* SHORT PROBLEM
Copy nothing but the text: reproduce each line of the listing exactly and leave the pictures out.

==== ENTRIES

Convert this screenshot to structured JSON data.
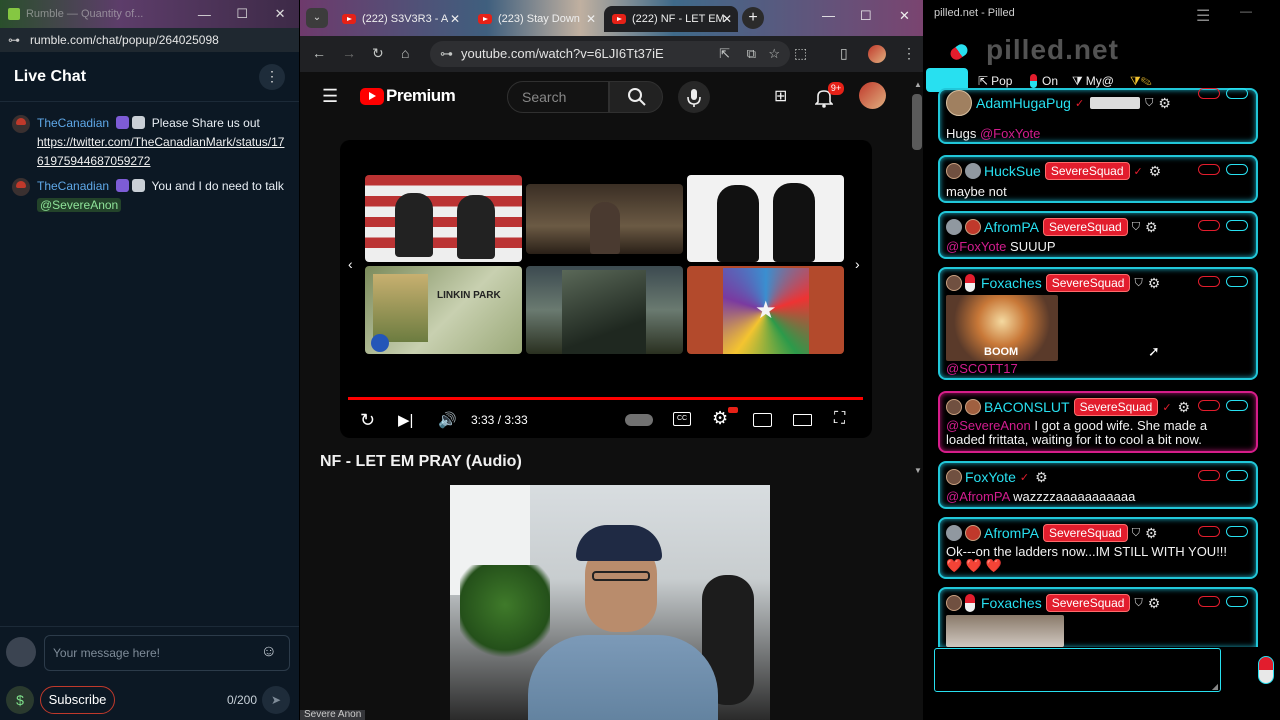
{
  "rumble": {
    "window_title": "Rumble — Quantity of...",
    "url": "rumble.com/chat/popup/264025098",
    "chat_title": "Live Chat",
    "messages": [
      {
        "user": "TheCanadian",
        "text": "Please Share us out",
        "link": "https://twitter.com/TheCanadianMark/status/1761975944687059272"
      },
      {
        "user": "TheCanadian",
        "text": "You and I do need to talk",
        "mention": "@SevereAnon"
      }
    ],
    "composer_placeholder": "Your message here!",
    "subscribe_label": "Subscribe",
    "char_count": "0/200"
  },
  "chrome": {
    "tabs": [
      {
        "label": "(222) S3V3R3 - A"
      },
      {
        "label": "(223) Stay Down"
      },
      {
        "label": "(222) NF - LET EM"
      }
    ],
    "url": "youtube.com/watch?v=6LJI6Tt37iE",
    "youtube": {
      "logo_text": "Premium",
      "search_placeholder": "Search",
      "notif_count": "9+",
      "time": "3:33 / 3:33",
      "video_title": "NF - LET EM PRAY (Audio)",
      "status_text": "Severe Anon",
      "thumb_labels": {
        "lp_title": "LINKIN PARK",
        "boom": "BOOM"
      }
    }
  },
  "pilled": {
    "window_title": "pilled.net - Pilled",
    "logo": "pilled.net",
    "toolbar": {
      "pop": "Pop",
      "on": "On",
      "my": "My@"
    },
    "messages": [
      {
        "user": "AdamHugaPug",
        "squad": "",
        "mention": "@FoxYote",
        "text": "Hugs"
      },
      {
        "user": "HuckSue",
        "squad": "SevereSquad",
        "text": "maybe not"
      },
      {
        "user": "AfromPA",
        "squad": "SevereSquad",
        "mention": "@FoxYote",
        "text": "SUUUP"
      },
      {
        "user": "Foxaches",
        "squad": "SevereSquad",
        "mention": "@SCOTT17",
        "image_caption": "BOOM"
      },
      {
        "user": "BACONSLUT",
        "squad": "SevereSquad",
        "mention": "@SevereAnon",
        "text": "I got a good wife. She made a loaded frittata, waiting for it to cool a bit now."
      },
      {
        "user": "FoxYote",
        "squad": "",
        "mention": "@AfromPA",
        "text": "wazzzzaaaaaaaaaaa"
      },
      {
        "user": "AfromPA",
        "squad": "SevereSquad",
        "text": "Ok---on the ladders now...IM STILL WITH YOU!!!",
        "hearts": "❤️ ❤️ ❤️"
      },
      {
        "user": "Foxaches",
        "squad": "SevereSquad"
      }
    ]
  },
  "colors": {
    "cyan": "#28e0f0",
    "squad_red": "#e21d2d",
    "yt_red": "#ff0000",
    "rumble_bg": "#0c1824"
  }
}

========

* WORKED ANSWER
Convert this screenshot to structured JSON data.
{
  "rumble": {
    "window_title": "Rumble — Quantity of...",
    "url": "rumble.com/chat/popup/264025098",
    "chat_title": "Live Chat",
    "messages": [
      {
        "user": "TheCanadian",
        "text": "Please Share us out",
        "link": "https://twitter.com/TheCanadianMark/status/1761975944687059272"
      },
      {
        "user": "TheCanadian",
        "text": "You and I do need to talk",
        "mention": "@SevereAnon"
      }
    ],
    "composer_placeholder": "Your message here!",
    "subscribe_label": "Subscribe",
    "char_count": "0/200"
  },
  "chrome": {
    "tabs": [
      {
        "label": "(222) S3V3R3 - A"
      },
      {
        "label": "(223) Stay Down"
      },
      {
        "label": "(222) NF - LET EM"
      }
    ],
    "url": "youtube.com/watch?v=6LJI6Tt37iE",
    "youtube": {
      "logo_text": "Premium",
      "search_placeholder": "Search",
      "notif_count": "9+",
      "time": "3:33 / 3:33",
      "video_title": "NF - LET EM PRAY (Audio)",
      "status_text": "Severe Anon",
      "thumb_labels": {
        "lp_title": "LINKIN PARK",
        "boom": "BOOM"
      }
    }
  },
  "pilled": {
    "window_title": "pilled.net - Pilled",
    "logo": "pilled.net",
    "toolbar": {
      "pop": "Pop",
      "on": "On",
      "my": "My@"
    },
    "messages": [
      {
        "user": "AdamHugaPug",
        "squad": "",
        "mention": "@FoxYote",
        "text": "Hugs"
      },
      {
        "user": "HuckSue",
        "squad": "SevereSquad",
        "text": "maybe not"
      },
      {
        "user": "AfromPA",
        "squad": "SevereSquad",
        "mention": "@FoxYote",
        "text": "SUUUP"
      },
      {
        "user": "Foxaches",
        "squad": "SevereSquad",
        "mention": "@SCOTT17",
        "image_caption": "BOOM"
      },
      {
        "user": "BACONSLUT",
        "squad": "SevereSquad",
        "mention": "@SevereAnon",
        "text": "I got a good wife. She made a loaded frittata, waiting for it to cool a bit now."
      },
      {
        "user": "FoxYote",
        "squad": "",
        "mention": "@AfromPA",
        "text": "wazzzzaaaaaaaaaaa"
      },
      {
        "user": "AfromPA",
        "squad": "SevereSquad",
        "text": "Ok---on the ladders now...IM STILL WITH YOU!!!",
        "hearts": "❤️ ❤️ ❤️"
      },
      {
        "user": "Foxaches",
        "squad": "SevereSquad"
      }
    ]
  },
  "colors": {
    "cyan": "#28e0f0",
    "squad_red": "#e21d2d",
    "yt_red": "#ff0000",
    "rumble_bg": "#0c1824"
  }
}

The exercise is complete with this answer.